TO DO: Pick out all lines with the word "outer" from the records that follow.

Collected data entries:
* * *
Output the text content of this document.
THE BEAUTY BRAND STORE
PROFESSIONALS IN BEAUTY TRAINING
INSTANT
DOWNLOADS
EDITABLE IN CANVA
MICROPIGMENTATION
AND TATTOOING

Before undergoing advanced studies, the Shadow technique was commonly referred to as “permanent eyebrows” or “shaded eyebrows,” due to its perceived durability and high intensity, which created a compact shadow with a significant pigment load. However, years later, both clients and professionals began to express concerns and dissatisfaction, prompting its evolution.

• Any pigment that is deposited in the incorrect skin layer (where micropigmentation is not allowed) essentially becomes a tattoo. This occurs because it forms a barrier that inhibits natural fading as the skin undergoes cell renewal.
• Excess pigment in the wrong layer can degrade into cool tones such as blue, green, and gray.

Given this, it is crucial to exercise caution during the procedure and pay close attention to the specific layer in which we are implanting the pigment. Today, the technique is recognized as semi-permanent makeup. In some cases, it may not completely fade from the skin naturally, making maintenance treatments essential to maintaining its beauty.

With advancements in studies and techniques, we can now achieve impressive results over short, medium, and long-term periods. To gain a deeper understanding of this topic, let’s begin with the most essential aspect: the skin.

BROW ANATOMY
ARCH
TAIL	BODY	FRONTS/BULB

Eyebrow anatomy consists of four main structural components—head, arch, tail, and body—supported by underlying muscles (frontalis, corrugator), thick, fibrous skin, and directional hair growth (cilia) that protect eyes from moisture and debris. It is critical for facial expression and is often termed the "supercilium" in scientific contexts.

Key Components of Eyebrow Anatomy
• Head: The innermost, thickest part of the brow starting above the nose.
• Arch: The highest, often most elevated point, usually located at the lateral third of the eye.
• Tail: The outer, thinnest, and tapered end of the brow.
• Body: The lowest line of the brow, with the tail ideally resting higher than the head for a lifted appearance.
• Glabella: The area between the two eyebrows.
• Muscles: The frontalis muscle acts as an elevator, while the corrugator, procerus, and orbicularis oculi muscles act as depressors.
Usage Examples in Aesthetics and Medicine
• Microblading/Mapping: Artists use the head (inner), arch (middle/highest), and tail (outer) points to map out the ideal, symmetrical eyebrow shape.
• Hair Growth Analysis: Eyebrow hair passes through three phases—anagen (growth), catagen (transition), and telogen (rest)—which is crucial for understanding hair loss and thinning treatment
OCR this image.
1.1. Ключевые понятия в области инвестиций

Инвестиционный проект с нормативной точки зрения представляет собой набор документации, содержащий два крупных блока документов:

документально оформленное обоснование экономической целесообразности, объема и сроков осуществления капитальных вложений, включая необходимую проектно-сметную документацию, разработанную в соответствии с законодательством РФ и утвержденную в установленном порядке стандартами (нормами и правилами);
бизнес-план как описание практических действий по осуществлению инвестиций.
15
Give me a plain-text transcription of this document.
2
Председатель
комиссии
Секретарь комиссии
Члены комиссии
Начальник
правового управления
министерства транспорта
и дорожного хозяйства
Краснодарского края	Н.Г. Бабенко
* * *
ANSWER TO THE EXERCISE:
• Tail: The outer, thinnest, and tapered end of the brow.
• Microblading/Mapping: Artists use the head (inner), arch (middle/highest), and tail (outer) points to map out the ideal, symmetrical eyebrow shape.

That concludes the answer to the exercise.